## FRAGMENTO DADO
-------

Valero, PBF Energy y Phillips 66 ya compran crudo venezolano a Chevron y podrían adquirir más, según analistas y fuentes comerciales. Valero, la mayor refinería de la Costa del Golfo, puede procesar entre 300.000 y 400.000 bpd adicionales, según la analista de Barclays, Theresa Chen.
Las refinerías de la Costa del Golfo de Estados Unidos pueden procesar entre 3 y 4 millones de bpd de crudo pesado, señalaron los analistas.
EXXON Y OTROS PODRÍAN COMPRARLE A VENEZUELA
Chevron importa aproximadamente 150.000 bpd de crudo venezolano a Estados Unidos. Es la única gran petrolera estadounidense que opera en Venezuela con una licencia de Washington que la exime de sanciones.
Marathon Petroleum, Motiva Enterprises, propiedad de Saudi Aramco, TotalEnergies y ExxonMobil compraron crudo venezolano antes de las sanciones y podrían comprar más si estuviera disponible.
"Las refinerías de la Costa del Golfo tienen una ventaja estructural para recibir barriles venezolanos debido al acceso marítimo y la familiaridad histórica con estos grados antes de las sanciones de 2019", dijo Chen de Barclays.
La disponibilidad de crudo más barato para las refinerías estadounidenses podría proporcionar cierto alivio de precios a los automovilistas, añadió Chen.
Las acciones de las refinerías estadounidenses subieron entre un 3% y un 10% el lunes, en comparación con un aumento del 3% en el índice SP Energy más amplio.
Las empresas refinadoras no respondieron de inmediato ni se negaron a hacer comentarios. Chevron no respondió de inmediato a las solicitudes de comentarios sobre si la empresa vendería más crudo a las refinerías estadounidenses.
REDIRECCIÓN DE FLUJOS
Las refinerías estadounidenses han importado más crudo de Canadá, México, Colombia, Brasil y Oriente Medio desde que se impusieron sanciones a Venezuela.
Unas mayores importaciones estadounidenses desde Venezuela desplazarían esos crudos, especialmente el canadiense.
Canadá aumentó su producción a niveles récord en 2025, exportando alrededor del 90% de su crudo a Estados Unidos.
Las acciones de los productores de petróleo canadienses Canadian Natural Resources y Cenovus Energy cayeron entre un 5% y un 6% el lunes.

-------

Continúa el texto sobre el crudo venezolano y las refinerías estadounidenses a partir de su última oración.

[Datos registrados]

-------

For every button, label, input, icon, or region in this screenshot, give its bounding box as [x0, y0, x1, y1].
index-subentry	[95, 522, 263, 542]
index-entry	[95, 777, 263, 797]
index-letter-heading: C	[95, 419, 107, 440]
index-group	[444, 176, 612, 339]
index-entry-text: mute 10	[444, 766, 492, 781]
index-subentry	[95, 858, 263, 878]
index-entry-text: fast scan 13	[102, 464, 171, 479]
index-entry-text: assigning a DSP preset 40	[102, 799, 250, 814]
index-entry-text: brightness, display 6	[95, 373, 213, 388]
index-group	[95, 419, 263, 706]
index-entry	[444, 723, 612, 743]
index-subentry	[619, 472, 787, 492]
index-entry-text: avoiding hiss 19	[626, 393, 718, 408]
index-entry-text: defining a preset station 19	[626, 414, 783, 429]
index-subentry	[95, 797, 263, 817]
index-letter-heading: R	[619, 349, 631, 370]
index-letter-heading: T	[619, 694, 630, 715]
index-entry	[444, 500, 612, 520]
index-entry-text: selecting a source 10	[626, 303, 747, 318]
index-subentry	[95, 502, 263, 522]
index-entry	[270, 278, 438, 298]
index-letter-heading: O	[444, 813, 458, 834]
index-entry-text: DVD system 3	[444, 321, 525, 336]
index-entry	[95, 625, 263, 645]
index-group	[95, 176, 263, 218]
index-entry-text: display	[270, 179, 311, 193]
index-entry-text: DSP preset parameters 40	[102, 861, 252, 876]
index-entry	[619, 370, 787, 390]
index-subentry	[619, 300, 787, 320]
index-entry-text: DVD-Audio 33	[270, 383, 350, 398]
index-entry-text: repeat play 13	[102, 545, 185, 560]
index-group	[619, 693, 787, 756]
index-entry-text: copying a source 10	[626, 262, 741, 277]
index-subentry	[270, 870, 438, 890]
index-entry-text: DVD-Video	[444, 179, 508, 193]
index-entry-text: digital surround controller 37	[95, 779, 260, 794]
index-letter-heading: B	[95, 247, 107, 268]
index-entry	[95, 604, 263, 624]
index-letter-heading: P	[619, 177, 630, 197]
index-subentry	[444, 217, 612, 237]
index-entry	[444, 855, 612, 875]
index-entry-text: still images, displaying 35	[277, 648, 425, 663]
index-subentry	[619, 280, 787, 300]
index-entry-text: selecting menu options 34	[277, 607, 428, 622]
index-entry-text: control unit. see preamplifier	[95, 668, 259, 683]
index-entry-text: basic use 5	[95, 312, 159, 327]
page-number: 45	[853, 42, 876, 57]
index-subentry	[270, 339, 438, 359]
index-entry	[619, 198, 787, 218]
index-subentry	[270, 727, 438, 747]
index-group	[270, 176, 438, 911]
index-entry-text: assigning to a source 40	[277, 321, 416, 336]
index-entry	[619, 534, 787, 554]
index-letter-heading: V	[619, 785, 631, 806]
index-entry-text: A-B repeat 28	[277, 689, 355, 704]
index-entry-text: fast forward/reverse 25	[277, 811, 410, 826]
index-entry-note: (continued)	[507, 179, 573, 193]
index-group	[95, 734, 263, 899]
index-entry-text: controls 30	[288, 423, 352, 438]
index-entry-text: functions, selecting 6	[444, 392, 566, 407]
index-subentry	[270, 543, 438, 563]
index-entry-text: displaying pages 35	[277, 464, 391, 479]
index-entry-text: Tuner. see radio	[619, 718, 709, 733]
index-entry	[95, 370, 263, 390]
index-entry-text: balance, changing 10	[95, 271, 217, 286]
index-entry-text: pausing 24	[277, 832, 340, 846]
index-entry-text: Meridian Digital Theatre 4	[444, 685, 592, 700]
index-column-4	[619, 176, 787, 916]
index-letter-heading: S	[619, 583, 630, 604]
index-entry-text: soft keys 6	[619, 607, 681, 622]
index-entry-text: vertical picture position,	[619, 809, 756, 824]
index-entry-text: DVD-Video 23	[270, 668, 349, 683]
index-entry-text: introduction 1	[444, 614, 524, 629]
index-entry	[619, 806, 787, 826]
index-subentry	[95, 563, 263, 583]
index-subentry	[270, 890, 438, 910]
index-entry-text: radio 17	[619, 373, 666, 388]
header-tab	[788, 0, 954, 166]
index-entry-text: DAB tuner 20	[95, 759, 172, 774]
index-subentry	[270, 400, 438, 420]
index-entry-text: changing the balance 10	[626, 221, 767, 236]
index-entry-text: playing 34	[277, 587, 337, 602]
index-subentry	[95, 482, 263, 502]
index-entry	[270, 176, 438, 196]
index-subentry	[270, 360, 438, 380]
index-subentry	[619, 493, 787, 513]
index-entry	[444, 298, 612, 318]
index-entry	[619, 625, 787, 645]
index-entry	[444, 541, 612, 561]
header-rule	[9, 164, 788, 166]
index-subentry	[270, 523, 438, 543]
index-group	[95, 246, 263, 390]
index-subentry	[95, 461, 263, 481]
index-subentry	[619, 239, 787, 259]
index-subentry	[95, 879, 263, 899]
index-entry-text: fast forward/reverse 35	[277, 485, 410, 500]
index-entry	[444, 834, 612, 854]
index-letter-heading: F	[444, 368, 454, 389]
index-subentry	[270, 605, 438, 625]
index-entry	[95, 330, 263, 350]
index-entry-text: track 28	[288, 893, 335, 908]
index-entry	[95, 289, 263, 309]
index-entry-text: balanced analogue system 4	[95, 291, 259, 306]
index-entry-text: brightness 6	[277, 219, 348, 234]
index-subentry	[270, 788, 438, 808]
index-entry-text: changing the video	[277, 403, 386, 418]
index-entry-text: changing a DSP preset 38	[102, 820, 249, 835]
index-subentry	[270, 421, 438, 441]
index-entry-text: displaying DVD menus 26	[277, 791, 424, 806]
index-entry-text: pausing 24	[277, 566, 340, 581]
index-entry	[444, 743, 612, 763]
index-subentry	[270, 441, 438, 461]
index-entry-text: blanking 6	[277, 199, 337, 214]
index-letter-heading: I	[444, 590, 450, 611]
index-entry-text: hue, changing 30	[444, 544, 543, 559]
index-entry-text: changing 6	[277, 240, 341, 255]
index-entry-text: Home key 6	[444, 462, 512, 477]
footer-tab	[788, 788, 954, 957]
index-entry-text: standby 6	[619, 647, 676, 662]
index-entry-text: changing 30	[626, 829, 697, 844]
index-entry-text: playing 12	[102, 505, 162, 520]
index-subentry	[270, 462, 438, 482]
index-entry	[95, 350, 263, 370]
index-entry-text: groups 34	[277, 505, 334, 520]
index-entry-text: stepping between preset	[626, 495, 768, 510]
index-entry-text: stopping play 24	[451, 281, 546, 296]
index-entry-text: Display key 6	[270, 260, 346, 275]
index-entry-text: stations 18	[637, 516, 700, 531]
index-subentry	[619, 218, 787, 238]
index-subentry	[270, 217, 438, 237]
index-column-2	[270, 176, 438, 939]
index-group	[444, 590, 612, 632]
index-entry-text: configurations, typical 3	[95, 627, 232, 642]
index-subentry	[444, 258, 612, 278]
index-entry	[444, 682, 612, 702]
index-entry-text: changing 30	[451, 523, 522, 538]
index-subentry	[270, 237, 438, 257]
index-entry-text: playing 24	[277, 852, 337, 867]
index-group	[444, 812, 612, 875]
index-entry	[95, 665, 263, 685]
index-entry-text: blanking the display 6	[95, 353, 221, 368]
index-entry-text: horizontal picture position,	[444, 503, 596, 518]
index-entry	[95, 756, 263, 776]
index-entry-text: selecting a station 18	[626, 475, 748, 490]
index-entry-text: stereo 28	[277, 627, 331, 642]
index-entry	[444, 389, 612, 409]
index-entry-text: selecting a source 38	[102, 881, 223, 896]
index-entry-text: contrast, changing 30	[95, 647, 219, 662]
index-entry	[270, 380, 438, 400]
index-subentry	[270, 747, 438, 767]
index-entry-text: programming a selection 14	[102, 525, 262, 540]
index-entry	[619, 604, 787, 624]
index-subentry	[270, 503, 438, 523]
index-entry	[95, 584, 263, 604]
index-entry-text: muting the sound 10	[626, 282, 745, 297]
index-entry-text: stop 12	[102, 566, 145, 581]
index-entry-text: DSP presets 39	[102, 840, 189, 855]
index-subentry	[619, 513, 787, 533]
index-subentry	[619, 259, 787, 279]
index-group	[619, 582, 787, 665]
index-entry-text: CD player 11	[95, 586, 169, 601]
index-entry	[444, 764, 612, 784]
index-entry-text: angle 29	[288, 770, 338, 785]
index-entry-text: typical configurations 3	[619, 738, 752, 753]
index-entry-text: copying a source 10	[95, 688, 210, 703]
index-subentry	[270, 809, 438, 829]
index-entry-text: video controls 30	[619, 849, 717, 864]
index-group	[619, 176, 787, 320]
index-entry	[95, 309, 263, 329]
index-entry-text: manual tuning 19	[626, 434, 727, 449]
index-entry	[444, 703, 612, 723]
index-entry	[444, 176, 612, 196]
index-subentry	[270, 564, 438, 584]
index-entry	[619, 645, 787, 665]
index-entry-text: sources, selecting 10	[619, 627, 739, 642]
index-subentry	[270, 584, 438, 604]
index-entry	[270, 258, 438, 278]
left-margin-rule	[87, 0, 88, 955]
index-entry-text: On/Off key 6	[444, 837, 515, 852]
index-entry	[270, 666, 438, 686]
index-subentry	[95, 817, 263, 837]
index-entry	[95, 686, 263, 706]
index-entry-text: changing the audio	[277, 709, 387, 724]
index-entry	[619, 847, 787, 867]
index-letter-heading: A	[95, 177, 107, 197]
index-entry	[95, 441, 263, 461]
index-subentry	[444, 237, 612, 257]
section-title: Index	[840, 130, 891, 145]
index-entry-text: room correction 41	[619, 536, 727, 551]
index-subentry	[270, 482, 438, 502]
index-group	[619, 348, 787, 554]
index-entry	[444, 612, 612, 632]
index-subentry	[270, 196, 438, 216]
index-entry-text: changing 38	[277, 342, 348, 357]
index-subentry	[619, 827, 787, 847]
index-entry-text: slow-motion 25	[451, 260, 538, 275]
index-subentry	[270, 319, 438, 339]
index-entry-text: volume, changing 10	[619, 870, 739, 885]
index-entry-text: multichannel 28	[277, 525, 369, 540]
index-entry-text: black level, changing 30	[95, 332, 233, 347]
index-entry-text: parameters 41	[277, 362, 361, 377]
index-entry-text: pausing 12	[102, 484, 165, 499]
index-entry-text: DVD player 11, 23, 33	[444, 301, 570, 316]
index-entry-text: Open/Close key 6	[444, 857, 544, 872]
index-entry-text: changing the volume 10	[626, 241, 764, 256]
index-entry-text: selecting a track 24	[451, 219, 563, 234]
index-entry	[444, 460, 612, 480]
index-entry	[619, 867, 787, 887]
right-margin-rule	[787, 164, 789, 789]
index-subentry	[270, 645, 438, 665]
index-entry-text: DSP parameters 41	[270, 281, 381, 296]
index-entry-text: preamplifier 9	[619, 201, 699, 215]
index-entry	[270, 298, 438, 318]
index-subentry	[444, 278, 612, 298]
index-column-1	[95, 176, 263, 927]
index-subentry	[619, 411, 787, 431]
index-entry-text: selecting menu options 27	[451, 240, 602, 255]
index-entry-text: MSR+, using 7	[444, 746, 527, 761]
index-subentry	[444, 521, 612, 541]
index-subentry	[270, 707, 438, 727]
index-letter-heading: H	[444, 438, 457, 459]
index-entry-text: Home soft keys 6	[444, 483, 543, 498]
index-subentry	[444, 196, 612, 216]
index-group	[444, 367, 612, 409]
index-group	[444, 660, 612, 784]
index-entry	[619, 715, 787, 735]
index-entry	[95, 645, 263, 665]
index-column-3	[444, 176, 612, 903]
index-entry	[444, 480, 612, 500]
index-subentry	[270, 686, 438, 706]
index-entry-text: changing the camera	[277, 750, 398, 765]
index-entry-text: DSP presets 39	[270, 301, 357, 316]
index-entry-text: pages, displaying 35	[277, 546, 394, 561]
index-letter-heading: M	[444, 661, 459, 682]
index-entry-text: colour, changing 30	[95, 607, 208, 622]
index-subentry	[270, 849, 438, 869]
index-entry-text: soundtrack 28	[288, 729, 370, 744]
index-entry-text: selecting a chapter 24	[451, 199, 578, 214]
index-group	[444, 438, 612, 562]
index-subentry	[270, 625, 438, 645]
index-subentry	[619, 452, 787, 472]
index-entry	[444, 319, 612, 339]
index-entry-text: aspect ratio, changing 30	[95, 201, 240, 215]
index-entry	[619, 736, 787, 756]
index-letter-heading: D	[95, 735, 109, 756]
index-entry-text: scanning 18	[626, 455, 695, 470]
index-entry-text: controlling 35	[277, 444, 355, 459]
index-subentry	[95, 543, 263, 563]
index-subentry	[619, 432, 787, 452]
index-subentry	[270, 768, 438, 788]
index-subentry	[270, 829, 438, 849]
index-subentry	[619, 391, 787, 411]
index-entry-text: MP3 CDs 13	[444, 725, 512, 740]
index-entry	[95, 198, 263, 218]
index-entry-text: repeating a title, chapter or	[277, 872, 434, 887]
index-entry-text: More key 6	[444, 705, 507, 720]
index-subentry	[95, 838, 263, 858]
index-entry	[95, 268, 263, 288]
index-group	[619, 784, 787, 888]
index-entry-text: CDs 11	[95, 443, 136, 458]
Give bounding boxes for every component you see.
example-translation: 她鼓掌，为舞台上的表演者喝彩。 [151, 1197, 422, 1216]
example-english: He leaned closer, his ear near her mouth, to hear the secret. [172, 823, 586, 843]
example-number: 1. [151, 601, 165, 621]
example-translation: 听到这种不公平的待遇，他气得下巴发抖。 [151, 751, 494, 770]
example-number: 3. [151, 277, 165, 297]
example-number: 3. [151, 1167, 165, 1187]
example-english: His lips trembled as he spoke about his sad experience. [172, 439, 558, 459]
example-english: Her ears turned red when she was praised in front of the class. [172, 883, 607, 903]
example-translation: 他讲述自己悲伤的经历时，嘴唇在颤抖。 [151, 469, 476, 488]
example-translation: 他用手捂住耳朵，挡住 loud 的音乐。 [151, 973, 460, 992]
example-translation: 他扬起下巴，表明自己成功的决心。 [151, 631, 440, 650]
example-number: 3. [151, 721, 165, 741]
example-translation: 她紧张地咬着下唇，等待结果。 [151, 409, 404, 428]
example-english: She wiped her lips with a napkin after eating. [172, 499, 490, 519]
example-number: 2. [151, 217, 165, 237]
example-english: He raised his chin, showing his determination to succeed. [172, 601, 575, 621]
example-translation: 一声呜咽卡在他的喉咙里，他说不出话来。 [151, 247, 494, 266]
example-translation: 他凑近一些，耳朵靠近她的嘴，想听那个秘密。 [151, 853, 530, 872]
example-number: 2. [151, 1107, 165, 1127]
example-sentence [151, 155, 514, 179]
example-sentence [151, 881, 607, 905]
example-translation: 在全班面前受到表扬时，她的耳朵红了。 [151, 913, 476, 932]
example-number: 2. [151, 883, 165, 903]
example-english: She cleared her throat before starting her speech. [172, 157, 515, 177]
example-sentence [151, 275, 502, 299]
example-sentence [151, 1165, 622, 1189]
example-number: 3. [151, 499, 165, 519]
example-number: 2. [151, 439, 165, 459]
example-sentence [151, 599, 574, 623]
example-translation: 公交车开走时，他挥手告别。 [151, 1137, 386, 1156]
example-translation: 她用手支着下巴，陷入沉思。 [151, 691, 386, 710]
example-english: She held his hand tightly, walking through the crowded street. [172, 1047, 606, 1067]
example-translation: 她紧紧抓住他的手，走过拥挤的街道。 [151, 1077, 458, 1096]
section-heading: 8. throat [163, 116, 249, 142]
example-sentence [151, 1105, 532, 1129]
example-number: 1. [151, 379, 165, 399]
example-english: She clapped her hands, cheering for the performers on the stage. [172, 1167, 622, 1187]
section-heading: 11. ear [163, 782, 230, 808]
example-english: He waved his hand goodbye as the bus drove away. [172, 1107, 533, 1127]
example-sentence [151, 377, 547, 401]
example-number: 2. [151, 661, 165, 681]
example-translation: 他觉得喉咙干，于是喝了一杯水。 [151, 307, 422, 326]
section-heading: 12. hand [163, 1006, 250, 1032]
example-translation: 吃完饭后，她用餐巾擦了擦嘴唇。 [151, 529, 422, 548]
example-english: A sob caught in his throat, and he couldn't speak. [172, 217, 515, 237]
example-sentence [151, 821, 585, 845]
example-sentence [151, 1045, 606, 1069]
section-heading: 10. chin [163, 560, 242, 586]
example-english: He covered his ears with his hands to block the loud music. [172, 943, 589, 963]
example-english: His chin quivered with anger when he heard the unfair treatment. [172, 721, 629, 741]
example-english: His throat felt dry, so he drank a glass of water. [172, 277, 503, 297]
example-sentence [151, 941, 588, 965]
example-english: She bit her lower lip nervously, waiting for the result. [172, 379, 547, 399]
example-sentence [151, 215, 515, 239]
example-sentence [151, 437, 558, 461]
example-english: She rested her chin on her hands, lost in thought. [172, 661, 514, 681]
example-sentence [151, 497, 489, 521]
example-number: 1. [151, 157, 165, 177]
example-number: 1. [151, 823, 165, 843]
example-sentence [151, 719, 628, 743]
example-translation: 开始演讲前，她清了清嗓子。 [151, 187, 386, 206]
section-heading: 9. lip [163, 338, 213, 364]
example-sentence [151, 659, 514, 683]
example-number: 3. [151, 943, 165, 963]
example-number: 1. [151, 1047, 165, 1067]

-------

## RESPUESTA AL EJERCICIO
"El crudo pesado canadiense había recuperado el terreno perdido mientras Venezuela pasaba por dificultades. Los diferentes grados competirán, lo cual es bueno para la refinación estadounidense, pero también malo para Canadá", dijo una fuente de refinación, que no estaba autorizada a hablar oficialmente.
Un aumento a largo plazo de la producción venezolana presionaría los precios del petróleo canadiense y fortalecería la idea de un nuevo oleoducto canadiense de exportación a la costa del Pacífico, afirmó Randy Ollenberger, director gerente de BMO Capital Markets. El primer ministro Mark Carney afirmó que espera que el crudo canadiense mantenga su competitividad.
EL DILEMA DE LAS REFINADORAS CHINAS
Las refinerías independientes chinas, conocidas como teteras, son los mayores compradores de crudo venezolano y buscarían alternativas si esos suministros se redireccionan a largo plazo.
Las fuentes dijeron que es probable que las teteras recurran a los crudos canadienses y de Medio Oriente. Cambiar al petróleo canadiense aumentaría los costos de las refinerías chinas, ya que el crudo Merey venezolano es el más barato entre sus suministros.
Las refinerías de teteras chinas aún tendrían acceso al crudo ruso e iraní a precios descontados.
Las refinerías indias Reliance Industries e Indian Oil Corp también compran petróleo venezolano y lo harían nuevamente si los términos fueran atractivos, dijeron las fuentes.